#### EXERCISE:
Say only how many lines contain the word "الحرارة".

#### EXERCISE MATERIAL:
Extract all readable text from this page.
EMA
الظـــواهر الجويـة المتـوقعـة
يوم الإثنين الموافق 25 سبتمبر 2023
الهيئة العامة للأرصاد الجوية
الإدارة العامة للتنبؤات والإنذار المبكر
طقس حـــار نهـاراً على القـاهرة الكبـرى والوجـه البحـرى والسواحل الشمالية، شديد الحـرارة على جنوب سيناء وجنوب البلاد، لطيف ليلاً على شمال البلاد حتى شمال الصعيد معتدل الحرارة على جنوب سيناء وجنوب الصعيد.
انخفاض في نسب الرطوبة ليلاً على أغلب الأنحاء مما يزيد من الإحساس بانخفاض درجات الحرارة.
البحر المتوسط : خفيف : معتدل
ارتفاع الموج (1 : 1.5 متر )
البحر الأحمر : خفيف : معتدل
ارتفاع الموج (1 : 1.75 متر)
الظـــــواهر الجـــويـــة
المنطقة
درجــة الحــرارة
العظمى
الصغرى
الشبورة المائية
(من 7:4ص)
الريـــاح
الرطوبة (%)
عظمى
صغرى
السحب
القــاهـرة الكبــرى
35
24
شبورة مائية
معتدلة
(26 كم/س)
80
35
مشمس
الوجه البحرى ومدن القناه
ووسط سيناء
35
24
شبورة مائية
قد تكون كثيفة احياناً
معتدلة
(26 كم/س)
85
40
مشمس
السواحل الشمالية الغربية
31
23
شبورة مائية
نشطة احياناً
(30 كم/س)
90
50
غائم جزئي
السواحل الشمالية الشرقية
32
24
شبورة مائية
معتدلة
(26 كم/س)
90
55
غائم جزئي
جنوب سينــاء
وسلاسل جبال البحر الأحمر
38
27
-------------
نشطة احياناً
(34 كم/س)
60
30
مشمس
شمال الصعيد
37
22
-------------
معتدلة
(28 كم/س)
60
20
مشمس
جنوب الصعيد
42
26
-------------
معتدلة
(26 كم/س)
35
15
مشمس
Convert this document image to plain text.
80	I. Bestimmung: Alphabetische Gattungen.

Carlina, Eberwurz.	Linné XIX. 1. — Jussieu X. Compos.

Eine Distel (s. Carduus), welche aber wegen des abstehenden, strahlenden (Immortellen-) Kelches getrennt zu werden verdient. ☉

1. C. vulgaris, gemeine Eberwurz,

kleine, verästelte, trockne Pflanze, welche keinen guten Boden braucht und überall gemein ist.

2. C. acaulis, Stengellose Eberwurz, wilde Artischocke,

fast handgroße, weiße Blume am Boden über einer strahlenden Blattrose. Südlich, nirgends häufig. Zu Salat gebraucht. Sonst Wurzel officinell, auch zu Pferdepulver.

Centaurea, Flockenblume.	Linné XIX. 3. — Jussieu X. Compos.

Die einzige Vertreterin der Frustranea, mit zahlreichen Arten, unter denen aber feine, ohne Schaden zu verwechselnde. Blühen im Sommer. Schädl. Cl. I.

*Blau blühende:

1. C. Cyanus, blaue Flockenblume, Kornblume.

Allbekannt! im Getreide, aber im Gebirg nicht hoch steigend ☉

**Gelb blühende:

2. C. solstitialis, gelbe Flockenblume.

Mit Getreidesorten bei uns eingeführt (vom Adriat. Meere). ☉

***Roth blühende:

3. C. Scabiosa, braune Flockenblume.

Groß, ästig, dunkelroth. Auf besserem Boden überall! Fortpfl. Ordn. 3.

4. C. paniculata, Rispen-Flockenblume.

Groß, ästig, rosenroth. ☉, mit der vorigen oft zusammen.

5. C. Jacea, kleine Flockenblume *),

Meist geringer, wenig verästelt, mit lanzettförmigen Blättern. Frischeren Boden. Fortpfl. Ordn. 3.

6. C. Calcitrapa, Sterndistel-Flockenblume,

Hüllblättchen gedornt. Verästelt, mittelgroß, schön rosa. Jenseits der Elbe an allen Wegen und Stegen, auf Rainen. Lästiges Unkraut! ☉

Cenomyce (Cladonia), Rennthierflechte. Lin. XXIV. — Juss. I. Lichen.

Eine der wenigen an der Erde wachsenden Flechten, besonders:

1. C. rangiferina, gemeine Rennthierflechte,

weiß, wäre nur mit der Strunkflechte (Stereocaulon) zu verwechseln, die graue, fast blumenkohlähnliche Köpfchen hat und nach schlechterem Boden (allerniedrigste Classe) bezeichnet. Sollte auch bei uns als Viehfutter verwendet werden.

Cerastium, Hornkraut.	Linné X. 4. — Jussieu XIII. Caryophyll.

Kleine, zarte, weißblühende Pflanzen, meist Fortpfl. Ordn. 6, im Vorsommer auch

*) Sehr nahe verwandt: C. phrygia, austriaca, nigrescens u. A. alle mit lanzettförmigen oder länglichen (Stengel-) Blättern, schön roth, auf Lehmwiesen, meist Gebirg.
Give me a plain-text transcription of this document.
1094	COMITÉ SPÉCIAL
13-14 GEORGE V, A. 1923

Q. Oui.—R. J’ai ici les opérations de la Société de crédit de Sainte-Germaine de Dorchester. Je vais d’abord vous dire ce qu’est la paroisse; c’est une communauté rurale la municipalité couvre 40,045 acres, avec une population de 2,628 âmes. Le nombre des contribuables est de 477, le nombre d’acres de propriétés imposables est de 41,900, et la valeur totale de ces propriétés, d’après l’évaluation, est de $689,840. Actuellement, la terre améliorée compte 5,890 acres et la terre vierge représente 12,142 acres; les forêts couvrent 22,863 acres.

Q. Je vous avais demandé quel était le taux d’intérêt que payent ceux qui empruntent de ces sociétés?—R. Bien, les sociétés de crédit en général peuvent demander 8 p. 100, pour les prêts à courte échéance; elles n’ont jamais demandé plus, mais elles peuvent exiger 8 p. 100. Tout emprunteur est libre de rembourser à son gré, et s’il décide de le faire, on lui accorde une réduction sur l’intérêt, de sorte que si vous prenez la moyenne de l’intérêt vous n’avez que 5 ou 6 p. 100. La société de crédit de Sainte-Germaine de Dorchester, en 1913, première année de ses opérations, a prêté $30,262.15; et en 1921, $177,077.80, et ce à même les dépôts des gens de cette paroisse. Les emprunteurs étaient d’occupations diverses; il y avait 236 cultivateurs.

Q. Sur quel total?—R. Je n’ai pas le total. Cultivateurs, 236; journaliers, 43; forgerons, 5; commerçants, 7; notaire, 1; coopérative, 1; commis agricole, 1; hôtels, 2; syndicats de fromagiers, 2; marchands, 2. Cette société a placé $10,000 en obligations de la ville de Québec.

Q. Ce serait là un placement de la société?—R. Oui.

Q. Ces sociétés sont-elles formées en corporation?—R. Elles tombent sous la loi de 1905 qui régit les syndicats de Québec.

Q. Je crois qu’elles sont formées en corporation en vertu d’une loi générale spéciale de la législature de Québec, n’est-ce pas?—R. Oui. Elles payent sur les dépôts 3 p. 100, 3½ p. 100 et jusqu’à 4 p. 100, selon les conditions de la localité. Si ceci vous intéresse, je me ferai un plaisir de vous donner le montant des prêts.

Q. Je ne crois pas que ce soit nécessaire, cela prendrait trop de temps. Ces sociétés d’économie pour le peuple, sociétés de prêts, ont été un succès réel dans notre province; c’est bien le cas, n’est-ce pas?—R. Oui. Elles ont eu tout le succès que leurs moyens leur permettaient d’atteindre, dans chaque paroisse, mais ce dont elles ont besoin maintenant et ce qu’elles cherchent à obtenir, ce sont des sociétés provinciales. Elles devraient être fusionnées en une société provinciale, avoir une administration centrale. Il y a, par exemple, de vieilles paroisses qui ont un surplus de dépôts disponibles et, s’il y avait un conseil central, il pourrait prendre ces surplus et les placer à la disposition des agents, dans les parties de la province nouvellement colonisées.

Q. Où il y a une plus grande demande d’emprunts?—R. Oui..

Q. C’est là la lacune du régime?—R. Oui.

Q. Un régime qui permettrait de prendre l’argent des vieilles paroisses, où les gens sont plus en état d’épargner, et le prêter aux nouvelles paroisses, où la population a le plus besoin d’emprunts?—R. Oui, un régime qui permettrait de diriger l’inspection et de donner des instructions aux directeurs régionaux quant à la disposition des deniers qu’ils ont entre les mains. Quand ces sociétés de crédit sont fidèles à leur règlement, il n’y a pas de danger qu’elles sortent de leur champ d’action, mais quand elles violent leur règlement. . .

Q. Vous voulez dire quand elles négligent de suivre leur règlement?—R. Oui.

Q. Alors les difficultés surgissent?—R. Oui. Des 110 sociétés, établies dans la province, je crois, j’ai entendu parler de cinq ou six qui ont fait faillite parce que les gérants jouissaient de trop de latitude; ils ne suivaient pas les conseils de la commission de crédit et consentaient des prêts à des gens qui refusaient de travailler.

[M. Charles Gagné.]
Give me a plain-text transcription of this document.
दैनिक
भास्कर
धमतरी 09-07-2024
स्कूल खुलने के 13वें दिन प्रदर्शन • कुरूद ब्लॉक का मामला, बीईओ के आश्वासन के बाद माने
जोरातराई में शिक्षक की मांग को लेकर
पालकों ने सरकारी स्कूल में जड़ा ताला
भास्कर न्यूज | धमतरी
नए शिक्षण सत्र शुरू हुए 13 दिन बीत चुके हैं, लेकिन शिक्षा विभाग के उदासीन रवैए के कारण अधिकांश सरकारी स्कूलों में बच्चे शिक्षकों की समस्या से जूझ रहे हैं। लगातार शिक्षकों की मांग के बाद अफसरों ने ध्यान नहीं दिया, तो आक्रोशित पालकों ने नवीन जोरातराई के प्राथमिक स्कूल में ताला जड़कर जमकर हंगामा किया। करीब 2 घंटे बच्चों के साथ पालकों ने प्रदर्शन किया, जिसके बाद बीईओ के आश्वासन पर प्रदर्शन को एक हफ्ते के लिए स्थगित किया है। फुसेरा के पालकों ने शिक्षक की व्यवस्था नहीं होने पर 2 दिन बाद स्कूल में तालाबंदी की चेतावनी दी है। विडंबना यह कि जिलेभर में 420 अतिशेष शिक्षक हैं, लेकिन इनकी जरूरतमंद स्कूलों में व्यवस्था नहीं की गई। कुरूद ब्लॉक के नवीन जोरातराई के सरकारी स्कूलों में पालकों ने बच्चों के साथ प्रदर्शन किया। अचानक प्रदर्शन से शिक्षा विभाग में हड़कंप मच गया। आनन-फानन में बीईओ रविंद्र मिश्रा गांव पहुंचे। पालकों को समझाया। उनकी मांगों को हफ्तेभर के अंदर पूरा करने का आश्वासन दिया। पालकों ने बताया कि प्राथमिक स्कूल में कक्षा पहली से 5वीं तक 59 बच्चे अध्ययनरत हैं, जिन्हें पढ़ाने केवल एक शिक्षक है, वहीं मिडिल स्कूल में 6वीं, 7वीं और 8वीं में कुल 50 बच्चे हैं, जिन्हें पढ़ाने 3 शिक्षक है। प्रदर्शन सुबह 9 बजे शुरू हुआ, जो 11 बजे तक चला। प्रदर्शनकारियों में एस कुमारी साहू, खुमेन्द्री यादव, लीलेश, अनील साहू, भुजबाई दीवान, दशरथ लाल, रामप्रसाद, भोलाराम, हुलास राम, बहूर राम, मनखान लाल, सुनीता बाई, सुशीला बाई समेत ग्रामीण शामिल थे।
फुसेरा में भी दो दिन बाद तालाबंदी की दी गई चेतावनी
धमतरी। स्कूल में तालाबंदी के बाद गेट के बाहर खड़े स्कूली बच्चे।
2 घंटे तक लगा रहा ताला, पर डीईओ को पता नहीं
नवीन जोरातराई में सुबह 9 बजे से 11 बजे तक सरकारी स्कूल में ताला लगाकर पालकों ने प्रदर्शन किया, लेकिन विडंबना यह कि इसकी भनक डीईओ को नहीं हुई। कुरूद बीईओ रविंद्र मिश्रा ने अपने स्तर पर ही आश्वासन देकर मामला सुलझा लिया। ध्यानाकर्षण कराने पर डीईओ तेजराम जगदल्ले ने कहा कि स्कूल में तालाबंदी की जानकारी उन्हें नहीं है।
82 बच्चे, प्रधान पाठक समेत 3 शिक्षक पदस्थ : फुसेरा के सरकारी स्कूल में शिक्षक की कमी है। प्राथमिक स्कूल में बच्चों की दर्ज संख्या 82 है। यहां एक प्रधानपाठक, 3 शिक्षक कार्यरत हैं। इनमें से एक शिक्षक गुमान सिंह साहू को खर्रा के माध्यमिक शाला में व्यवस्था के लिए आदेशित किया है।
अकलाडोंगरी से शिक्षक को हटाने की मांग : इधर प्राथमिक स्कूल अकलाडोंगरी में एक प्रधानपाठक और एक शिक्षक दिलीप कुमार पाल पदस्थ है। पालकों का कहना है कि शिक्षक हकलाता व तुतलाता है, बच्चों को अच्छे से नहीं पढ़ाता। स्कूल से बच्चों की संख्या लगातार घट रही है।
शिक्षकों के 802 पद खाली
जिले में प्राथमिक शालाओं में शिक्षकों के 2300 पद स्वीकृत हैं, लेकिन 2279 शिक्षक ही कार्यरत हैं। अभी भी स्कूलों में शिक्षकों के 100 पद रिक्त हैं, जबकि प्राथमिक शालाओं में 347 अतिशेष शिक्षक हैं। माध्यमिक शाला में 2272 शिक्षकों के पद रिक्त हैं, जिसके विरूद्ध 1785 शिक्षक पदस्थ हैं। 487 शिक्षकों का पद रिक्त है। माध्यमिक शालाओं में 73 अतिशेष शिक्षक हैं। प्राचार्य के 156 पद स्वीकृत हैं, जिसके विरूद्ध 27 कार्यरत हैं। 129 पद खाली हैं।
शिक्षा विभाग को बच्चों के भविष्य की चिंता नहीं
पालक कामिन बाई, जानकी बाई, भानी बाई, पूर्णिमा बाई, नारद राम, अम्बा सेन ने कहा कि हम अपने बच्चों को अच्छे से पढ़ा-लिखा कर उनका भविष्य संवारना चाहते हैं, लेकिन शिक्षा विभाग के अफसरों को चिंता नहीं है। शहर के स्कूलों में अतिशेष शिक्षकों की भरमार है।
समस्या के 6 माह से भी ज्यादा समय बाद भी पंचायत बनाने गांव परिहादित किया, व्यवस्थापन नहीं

#### RESULT BELOW:
2